• **To be done**
Extract every line that contains the word "text".
-- begin Data entries --
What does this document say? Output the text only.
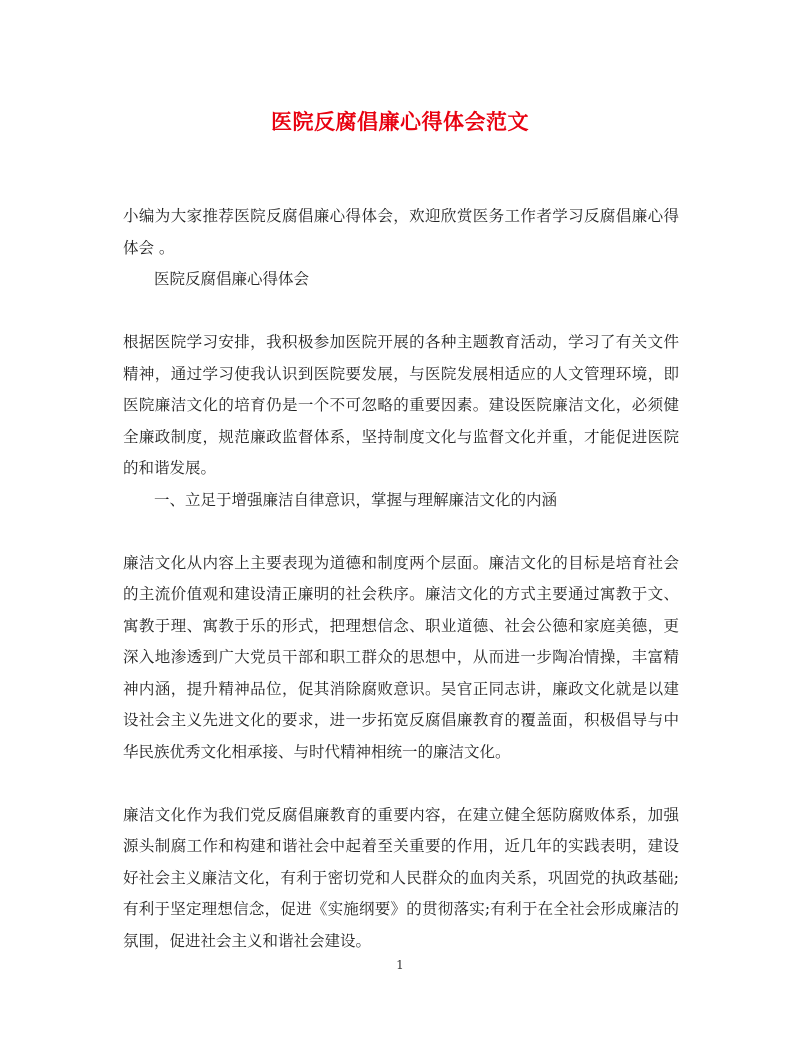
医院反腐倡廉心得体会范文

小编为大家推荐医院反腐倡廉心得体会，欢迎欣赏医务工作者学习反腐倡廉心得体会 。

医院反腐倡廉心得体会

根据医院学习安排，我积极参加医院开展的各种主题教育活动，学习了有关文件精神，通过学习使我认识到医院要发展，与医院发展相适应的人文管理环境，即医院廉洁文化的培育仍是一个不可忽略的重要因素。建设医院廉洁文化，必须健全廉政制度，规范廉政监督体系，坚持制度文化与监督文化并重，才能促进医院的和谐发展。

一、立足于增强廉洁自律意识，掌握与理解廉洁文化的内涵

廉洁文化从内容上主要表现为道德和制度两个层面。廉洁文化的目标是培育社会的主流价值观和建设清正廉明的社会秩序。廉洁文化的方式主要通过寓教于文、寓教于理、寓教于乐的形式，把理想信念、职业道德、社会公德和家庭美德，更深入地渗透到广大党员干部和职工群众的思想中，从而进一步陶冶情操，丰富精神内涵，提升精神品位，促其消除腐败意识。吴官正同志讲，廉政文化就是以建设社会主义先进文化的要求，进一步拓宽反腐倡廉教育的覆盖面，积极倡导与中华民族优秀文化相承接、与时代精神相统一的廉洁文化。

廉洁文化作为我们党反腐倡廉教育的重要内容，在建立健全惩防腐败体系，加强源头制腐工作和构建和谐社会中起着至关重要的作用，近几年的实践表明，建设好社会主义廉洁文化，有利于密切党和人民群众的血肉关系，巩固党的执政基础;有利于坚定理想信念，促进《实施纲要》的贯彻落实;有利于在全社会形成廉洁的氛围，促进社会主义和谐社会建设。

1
-- end Data entries --
-- begin Data entries --
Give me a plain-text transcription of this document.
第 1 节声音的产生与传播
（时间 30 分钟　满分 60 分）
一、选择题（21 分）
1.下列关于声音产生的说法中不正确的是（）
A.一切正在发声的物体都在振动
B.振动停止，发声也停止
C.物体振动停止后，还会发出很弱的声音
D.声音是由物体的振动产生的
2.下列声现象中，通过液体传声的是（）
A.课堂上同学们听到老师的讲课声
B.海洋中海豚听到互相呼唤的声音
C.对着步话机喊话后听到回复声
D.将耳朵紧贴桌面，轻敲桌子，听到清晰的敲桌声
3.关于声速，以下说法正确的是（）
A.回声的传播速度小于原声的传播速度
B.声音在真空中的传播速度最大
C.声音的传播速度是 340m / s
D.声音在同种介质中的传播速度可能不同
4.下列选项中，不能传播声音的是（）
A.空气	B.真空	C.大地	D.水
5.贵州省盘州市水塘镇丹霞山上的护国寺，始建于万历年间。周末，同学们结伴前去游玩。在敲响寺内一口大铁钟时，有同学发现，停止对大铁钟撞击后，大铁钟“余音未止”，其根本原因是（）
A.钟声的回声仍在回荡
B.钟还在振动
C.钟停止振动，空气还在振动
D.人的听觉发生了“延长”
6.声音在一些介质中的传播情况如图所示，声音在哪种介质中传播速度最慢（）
-- end Data entries --
• **Complete response**
What does this document say? Output the text only.
Give me a plain-text transcription of this document.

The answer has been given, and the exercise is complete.